■ Your task ■
Find the string "JSON" and gather every line that holds it.

■ Input rows ■
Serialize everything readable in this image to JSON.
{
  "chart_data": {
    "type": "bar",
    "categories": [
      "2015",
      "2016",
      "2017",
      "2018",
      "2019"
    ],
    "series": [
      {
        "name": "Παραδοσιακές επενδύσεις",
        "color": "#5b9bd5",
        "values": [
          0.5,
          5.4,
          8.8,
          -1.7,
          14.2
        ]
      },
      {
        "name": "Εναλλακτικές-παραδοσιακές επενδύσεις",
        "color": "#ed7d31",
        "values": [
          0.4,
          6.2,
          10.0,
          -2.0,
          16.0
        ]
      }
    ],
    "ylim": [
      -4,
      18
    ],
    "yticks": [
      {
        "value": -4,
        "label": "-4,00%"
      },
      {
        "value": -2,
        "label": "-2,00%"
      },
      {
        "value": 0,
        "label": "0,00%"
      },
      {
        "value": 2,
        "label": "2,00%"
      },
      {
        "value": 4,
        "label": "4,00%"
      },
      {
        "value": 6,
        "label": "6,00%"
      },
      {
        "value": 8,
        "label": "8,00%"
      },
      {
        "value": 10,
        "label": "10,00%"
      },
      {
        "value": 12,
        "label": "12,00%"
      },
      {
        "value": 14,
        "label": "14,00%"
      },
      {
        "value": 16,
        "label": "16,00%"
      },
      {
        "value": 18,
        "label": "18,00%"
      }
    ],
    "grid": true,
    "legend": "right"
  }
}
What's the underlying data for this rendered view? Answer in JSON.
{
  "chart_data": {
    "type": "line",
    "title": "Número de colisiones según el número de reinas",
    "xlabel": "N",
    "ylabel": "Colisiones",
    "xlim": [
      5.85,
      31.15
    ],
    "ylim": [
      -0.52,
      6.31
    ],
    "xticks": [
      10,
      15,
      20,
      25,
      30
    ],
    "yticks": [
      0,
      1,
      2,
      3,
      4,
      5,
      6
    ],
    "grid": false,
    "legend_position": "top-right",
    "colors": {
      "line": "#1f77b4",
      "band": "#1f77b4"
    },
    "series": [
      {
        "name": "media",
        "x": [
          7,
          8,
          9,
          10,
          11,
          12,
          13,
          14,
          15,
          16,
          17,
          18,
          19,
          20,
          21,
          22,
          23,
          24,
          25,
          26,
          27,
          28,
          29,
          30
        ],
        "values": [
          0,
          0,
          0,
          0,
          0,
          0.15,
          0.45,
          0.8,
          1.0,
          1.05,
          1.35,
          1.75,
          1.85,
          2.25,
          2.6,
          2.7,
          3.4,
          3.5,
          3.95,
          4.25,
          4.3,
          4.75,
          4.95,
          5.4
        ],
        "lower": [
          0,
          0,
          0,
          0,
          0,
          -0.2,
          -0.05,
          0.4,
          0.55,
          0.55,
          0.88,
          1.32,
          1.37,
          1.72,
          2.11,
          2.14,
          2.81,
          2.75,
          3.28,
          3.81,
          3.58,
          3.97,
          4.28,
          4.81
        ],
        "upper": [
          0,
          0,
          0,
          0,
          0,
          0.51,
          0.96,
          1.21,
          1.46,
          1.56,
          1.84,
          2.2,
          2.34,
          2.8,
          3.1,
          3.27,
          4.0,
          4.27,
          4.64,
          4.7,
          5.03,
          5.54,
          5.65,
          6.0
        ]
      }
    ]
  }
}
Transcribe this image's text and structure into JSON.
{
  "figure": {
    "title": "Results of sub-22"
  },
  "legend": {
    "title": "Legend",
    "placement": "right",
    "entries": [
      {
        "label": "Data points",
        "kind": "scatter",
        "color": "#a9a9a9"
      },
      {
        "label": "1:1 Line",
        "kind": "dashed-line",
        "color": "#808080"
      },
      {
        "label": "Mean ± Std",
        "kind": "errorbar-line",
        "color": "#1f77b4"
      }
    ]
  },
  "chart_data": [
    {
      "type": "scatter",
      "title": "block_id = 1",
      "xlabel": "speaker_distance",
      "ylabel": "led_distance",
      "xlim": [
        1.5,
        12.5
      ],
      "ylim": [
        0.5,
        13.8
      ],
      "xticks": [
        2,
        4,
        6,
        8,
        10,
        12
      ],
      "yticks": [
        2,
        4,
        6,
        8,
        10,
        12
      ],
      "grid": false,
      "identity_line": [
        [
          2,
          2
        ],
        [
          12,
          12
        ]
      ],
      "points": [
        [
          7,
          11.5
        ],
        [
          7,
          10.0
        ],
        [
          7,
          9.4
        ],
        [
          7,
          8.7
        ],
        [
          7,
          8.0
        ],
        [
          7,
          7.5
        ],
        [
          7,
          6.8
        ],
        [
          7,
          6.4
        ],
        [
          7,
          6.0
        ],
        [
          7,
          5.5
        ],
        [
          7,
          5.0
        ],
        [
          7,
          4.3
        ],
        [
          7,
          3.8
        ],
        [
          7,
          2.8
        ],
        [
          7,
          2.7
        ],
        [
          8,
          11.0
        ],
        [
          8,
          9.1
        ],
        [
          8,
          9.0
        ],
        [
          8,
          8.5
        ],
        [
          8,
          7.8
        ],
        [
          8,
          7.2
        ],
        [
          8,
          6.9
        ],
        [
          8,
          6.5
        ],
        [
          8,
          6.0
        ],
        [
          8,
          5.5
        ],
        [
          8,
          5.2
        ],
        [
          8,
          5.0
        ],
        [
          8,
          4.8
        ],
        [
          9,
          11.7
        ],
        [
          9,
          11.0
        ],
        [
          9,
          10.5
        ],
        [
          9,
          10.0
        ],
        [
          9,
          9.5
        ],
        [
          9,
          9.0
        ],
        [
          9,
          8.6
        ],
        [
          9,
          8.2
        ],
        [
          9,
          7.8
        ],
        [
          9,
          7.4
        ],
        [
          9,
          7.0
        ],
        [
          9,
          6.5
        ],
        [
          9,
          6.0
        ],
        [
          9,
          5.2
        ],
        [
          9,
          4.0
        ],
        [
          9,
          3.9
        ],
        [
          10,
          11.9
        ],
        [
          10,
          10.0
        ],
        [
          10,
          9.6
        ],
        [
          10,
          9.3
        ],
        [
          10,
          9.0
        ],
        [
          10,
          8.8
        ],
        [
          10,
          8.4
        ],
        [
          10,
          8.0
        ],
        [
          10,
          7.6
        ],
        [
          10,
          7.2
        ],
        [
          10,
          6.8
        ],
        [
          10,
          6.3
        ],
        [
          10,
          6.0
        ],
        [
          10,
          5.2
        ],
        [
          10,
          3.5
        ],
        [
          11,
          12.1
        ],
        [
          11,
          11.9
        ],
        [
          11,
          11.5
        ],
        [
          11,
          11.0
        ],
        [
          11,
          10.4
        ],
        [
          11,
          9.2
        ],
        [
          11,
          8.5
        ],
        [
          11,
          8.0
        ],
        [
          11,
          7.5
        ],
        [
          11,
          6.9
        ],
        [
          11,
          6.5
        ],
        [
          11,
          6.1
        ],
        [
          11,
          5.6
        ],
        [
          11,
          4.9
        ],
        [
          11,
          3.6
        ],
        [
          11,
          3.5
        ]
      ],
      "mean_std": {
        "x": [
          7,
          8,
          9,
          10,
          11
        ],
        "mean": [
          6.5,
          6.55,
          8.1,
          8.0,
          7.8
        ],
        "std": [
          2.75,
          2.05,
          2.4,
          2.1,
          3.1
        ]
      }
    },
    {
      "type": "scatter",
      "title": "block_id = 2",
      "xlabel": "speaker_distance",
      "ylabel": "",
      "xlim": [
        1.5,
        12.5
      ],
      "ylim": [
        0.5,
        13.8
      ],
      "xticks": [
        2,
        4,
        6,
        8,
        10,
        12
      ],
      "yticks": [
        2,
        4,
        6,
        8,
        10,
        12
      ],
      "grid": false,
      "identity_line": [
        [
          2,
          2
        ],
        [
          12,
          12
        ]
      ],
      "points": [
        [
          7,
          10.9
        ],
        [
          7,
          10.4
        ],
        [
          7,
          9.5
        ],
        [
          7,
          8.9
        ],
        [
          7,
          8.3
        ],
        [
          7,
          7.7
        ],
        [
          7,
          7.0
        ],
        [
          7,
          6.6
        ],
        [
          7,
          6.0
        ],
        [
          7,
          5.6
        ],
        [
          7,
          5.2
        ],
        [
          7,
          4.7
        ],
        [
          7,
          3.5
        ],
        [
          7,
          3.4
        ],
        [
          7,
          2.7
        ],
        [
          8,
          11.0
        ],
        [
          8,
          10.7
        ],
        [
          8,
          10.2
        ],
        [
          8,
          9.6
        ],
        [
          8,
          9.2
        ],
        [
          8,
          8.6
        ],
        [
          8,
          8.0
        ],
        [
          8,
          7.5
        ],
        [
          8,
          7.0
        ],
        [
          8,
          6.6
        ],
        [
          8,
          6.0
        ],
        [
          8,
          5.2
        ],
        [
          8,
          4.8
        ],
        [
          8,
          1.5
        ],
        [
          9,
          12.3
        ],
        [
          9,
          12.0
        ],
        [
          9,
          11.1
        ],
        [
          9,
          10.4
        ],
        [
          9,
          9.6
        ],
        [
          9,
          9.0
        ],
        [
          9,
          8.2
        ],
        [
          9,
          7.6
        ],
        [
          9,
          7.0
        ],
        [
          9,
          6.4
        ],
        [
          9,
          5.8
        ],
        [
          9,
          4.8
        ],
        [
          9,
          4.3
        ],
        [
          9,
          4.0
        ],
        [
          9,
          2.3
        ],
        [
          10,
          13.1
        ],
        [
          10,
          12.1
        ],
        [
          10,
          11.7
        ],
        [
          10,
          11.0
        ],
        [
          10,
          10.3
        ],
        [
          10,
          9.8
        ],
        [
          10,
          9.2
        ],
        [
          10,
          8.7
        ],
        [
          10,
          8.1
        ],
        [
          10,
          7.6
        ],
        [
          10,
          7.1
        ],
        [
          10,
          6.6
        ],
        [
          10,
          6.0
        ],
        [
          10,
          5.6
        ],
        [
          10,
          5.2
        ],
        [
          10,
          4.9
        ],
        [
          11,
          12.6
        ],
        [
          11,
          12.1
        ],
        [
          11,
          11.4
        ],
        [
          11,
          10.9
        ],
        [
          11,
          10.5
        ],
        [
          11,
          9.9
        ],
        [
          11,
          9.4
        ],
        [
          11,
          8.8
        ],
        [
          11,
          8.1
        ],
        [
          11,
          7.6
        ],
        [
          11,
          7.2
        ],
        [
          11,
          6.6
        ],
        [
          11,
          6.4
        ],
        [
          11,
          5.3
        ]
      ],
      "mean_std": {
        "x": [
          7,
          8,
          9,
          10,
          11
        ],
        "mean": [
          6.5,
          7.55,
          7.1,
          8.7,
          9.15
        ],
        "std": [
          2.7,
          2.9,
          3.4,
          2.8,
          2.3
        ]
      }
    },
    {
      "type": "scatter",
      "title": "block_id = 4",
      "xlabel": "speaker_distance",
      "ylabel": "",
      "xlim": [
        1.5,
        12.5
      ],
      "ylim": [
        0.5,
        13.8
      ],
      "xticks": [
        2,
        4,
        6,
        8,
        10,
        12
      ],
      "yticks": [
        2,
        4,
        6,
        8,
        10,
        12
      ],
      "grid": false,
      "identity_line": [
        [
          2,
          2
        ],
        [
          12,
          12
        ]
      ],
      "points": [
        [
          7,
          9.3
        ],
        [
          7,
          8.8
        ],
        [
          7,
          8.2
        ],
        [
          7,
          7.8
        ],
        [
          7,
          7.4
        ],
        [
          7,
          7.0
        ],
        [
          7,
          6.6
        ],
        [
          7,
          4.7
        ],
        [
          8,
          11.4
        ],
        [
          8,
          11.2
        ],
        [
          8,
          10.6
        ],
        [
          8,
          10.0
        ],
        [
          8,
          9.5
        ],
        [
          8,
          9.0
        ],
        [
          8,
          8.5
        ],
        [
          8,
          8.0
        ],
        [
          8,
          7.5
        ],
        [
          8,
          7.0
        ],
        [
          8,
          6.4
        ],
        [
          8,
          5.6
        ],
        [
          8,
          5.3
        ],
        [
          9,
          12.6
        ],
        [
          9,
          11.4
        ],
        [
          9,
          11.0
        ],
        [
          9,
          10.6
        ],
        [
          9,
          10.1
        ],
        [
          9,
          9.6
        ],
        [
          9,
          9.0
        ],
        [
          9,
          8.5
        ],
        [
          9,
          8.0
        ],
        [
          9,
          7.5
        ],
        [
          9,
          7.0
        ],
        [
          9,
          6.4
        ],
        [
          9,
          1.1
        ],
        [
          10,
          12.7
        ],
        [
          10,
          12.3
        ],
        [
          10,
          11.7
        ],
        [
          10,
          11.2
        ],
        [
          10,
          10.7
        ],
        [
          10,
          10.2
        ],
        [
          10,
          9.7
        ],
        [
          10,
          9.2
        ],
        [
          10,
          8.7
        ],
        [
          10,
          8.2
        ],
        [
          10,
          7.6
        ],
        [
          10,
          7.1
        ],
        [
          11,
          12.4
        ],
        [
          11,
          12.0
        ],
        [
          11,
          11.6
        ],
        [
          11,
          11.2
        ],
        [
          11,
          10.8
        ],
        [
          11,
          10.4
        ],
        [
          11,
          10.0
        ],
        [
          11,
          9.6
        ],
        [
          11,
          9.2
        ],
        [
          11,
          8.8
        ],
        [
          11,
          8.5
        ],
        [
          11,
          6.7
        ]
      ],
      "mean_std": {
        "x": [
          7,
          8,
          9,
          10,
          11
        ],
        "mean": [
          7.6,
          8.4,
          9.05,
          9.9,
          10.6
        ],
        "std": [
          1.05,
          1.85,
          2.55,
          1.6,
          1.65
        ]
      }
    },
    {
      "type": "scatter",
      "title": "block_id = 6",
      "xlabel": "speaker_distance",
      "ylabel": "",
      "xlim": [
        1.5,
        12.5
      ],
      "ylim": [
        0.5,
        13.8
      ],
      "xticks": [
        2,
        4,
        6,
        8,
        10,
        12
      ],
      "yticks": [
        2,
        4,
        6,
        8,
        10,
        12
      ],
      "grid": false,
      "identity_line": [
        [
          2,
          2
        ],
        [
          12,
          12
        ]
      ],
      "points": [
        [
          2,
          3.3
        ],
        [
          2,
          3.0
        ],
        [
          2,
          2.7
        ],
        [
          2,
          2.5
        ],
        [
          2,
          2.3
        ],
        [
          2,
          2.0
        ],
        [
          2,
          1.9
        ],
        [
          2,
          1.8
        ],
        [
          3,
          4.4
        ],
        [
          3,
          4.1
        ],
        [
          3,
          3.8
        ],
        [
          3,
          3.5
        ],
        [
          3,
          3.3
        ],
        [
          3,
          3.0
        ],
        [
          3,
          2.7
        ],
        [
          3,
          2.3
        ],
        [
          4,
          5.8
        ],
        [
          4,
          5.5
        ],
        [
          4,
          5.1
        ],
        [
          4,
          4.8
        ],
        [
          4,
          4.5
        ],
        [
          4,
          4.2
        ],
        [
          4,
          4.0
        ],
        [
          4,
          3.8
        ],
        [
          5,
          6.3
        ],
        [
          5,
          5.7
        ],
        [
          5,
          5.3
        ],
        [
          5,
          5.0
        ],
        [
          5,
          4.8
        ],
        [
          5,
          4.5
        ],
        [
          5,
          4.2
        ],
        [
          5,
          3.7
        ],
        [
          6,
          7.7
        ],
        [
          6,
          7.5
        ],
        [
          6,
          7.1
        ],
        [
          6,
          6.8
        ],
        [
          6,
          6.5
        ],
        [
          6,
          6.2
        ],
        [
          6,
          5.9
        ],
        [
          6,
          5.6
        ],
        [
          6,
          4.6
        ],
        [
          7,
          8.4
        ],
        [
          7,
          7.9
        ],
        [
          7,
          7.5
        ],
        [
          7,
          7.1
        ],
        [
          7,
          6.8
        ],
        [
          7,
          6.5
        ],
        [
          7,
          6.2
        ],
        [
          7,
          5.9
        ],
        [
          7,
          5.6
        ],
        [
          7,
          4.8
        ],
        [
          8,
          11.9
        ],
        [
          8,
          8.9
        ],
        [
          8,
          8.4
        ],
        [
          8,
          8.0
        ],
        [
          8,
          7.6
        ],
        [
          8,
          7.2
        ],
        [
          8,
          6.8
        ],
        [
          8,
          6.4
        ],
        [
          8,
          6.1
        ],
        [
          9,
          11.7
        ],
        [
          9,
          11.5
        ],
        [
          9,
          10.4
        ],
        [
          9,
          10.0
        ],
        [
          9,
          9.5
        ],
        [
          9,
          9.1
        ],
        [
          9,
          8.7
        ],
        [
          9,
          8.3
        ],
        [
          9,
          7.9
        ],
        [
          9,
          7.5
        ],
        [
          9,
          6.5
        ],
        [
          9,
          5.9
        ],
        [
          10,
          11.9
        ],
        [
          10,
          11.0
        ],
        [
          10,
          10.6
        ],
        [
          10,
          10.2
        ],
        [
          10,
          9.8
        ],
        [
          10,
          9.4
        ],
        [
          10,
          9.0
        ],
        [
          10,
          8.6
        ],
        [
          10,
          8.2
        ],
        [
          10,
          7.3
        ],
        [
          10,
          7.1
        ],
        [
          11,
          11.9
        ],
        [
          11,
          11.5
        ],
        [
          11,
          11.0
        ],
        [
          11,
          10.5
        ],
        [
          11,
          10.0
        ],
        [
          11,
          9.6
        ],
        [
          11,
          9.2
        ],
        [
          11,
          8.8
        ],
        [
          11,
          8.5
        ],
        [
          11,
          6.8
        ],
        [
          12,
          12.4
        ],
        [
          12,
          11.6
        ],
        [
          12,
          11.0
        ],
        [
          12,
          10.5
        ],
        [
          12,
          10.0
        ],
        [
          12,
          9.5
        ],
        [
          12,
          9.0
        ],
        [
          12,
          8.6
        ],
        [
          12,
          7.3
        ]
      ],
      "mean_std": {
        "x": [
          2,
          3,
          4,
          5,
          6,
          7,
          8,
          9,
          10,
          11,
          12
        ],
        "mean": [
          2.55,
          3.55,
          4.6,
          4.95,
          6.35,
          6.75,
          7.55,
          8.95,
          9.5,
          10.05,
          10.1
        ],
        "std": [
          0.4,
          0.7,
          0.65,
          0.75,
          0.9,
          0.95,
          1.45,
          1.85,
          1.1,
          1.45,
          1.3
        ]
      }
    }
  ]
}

■ Written solution ■
Serialize everything readable in this image to JSON.
What's the underlying data for this rendered view? Answer in JSON.
Transcribe this image's text and structure into JSON.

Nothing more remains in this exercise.